**Problem statement**
Leaving the pictures aside, transcribe every line below exactly.
--- Start of Material for this task ---
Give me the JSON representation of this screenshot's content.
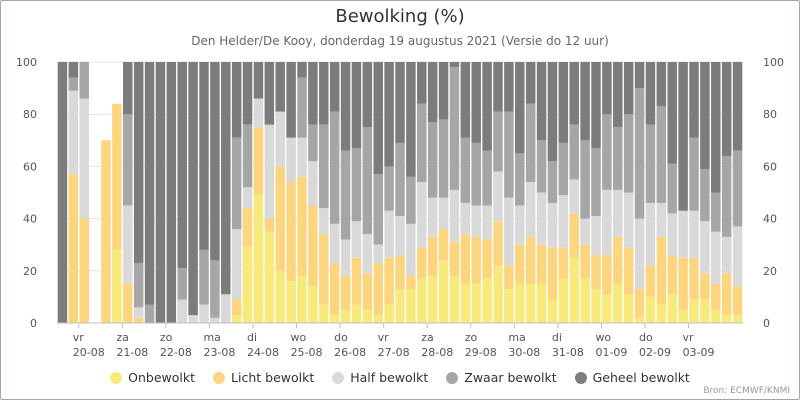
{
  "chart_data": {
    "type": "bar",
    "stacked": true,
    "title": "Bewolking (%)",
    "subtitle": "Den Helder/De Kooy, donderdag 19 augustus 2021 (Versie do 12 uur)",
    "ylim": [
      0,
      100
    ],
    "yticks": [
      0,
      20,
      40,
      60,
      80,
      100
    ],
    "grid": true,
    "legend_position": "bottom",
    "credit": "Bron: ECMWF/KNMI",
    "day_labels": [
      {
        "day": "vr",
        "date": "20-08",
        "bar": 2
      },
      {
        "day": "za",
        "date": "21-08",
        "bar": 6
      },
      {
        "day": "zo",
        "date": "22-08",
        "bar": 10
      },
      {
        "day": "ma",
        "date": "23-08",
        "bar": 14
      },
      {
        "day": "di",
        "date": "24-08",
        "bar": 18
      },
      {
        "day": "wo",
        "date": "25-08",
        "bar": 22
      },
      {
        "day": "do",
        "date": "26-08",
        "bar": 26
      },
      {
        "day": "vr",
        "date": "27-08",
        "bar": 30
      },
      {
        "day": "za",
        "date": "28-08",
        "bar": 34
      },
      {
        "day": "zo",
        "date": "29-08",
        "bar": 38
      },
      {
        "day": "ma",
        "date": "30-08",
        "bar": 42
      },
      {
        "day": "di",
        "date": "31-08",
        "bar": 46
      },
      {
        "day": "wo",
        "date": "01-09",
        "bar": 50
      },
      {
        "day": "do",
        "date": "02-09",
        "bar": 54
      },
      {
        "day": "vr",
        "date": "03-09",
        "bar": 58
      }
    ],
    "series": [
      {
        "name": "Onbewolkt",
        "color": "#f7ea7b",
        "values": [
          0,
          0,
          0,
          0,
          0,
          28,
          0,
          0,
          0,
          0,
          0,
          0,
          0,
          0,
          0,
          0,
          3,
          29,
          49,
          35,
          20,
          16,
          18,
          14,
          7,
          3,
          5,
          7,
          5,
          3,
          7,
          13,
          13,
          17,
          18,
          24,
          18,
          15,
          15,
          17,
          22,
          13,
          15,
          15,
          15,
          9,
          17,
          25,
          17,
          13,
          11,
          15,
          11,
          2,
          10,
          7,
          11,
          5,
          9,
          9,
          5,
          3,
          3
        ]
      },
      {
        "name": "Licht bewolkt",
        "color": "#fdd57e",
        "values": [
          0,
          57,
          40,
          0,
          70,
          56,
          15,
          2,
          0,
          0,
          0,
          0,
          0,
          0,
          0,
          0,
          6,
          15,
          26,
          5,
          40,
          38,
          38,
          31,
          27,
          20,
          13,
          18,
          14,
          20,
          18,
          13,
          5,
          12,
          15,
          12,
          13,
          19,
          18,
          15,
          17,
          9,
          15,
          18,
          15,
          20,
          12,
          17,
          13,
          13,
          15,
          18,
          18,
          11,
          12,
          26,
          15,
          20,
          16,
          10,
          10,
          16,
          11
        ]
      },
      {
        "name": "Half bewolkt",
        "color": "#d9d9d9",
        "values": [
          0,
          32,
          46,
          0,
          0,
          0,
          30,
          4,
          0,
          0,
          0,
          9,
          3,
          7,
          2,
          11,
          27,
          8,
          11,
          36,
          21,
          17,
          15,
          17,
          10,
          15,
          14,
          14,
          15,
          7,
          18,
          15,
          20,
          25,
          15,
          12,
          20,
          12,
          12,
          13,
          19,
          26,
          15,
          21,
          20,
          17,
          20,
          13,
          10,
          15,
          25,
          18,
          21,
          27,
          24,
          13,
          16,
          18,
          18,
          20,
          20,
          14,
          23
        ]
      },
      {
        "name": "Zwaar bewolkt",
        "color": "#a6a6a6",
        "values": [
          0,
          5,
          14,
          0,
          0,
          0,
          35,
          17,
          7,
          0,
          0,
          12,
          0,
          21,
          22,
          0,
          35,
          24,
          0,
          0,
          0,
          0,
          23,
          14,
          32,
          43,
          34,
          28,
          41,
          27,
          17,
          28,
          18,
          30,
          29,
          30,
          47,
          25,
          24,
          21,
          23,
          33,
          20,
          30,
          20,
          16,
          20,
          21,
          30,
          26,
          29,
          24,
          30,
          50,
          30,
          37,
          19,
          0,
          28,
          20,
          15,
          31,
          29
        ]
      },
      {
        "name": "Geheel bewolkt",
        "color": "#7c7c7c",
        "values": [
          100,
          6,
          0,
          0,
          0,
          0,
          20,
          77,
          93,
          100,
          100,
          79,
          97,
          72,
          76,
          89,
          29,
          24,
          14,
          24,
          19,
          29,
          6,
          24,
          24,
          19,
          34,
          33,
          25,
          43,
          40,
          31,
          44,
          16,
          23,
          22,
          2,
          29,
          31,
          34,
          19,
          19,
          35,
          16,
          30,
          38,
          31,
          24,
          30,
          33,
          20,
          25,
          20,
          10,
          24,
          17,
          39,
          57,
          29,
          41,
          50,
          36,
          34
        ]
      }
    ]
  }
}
--- End of Material for this task ---
**Exercise result**
Give me the JSON representation of this screenshot's content.
{
  "chart_data": {
    "type": "bar",
    "stacked": true,
    "title": "Bewolking (%)",
    "subtitle": "Den Helder/De Kooy, donderdag 19 augustus 2021 (Versie do 12 uur)",
    "ylim": [
      0,
      100
    ],
    "yticks": [
      0,
      20,
      40,
      60,
      80,
      100
    ],
    "grid": true,
    "legend_position": "bottom",
    "credit": "Bron: ECMWF/KNMI",
    "day_labels": [
      {
        "day": "vr",
        "date": "20-08",
        "bar": 2
      },
      {
        "day": "za",
        "date": "21-08",
        "bar": 6
      },
      {
        "day": "zo",
        "date": "22-08",
        "bar": 10
      },
      {
        "day": "ma",
        "date": "23-08",
        "bar": 14
      },
      {
        "day": "di",
        "date": "24-08",
        "bar": 18
      },
      {
        "day": "wo",
        "date": "25-08",
        "bar": 22
      },
      {
        "day": "do",
        "date": "26-08",
        "bar": 26
      },
      {
        "day": "vr",
        "date": "27-08",
        "bar": 30
      },
      {
        "day": "za",
        "date": "28-08",
        "bar": 34
      },
      {
        "day": "zo",
        "date": "29-08",
        "bar": 38
      },
      {
        "day": "ma",
        "date": "30-08",
        "bar": 42
      },
      {
        "day": "di",
        "date": "31-08",
        "bar": 46
      },
      {
        "day": "wo",
        "date": "01-09",
        "bar": 50
      },
      {
        "day": "do",
        "date": "02-09",
        "bar": 54
      },
      {
        "day": "vr",
        "date": "03-09",
        "bar": 58
      }
    ],
    "series": [
      {
        "name": "Onbewolkt",
        "color": "#f7ea7b",
        "values": [
          0,
          0,
          0,
          0,
          0,
          28,
          0,
          0,
          0,
          0,
          0,
          0,
          0,
          0,
          0,
          0,
          3,
          29,
          49,
          35,
          20,
          16,
          18,
          14,
          7,
          3,
          5,
          7,
          5,
          3,
          7,
          13,
          13,
          17,
          18,
          24,
          18,
          15,
          15,
          17,
          22,
          13,
          15,
          15,
          15,
          9,
          17,
          25,
          17,
          13,
          11,
          15,
          11,
          2,
          10,
          7,
          11,
          5,
          9,
          9,
          5,
          3,
          3
        ]
      },
      {
        "name": "Licht bewolkt",
        "color": "#fdd57e",
        "values": [
          0,
          57,
          40,
          0,
          70,
          56,
          15,
          2,
          0,
          0,
          0,
          0,
          0,
          0,
          0,
          0,
          6,
          15,
          26,
          5,
          40,
          38,
          38,
          31,
          27,
          20,
          13,
          18,
          14,
          20,
          18,
          13,
          5,
          12,
          15,
          12,
          13,
          19,
          18,
          15,
          17,
          9,
          15,
          18,
          15,
          20,
          12,
          17,
          13,
          13,
          15,
          18,
          18,
          11,
          12,
          26,
          15,
          20,
          16,
          10,
          10,
          16,
          11
        ]
      },
      {
        "name": "Half bewolkt",
        "color": "#d9d9d9",
        "values": [
          0,
          32,
          46,
          0,
          0,
          0,
          30,
          4,
          0,
          0,
          0,
          9,
          3,
          7,
          2,
          11,
          27,
          8,
          11,
          36,
          21,
          17,
          15,
          17,
          10,
          15,
          14,
          14,
          15,
          7,
          18,
          15,
          20,
          25,
          15,
          12,
          20,
          12,
          12,
          13,
          19,
          26,
          15,
          21,
          20,
          17,
          20,
          13,
          10,
          15,
          25,
          18,
          21,
          27,
          24,
          13,
          16,
          18,
          18,
          20,
          20,
          14,
          23
        ]
      },
      {
        "name": "Zwaar bewolkt",
        "color": "#a6a6a6",
        "values": [
          0,
          5,
          14,
          0,
          0,
          0,
          35,
          17,
          7,
          0,
          0,
          12,
          0,
          21,
          22,
          0,
          35,
          24,
          0,
          0,
          0,
          0,
          23,
          14,
          32,
          43,
          34,
          28,
          41,
          27,
          17,
          28,
          18,
          30,
          29,
          30,
          47,
          25,
          24,
          21,
          23,
          33,
          20,
          30,
          20,
          16,
          20,
          21,
          30,
          26,
          29,
          24,
          30,
          50,
          30,
          37,
          19,
          0,
          28,
          20,
          15,
          31,
          29
        ]
      },
      {
        "name": "Geheel bewolkt",
        "color": "#7c7c7c",
        "values": [
          100,
          6,
          0,
          0,
          0,
          0,
          20,
          77,
          93,
          100,
          100,
          79,
          97,
          72,
          76,
          89,
          29,
          24,
          14,
          24,
          19,
          29,
          6,
          24,
          24,
          19,
          34,
          33,
          25,
          43,
          40,
          31,
          44,
          16,
          23,
          22,
          2,
          29,
          31,
          34,
          19,
          19,
          35,
          16,
          30,
          38,
          31,
          24,
          30,
          33,
          20,
          25,
          20,
          10,
          24,
          17,
          39,
          57,
          29,
          41,
          50,
          36,
          34
        ]
      }
    ]
  }
}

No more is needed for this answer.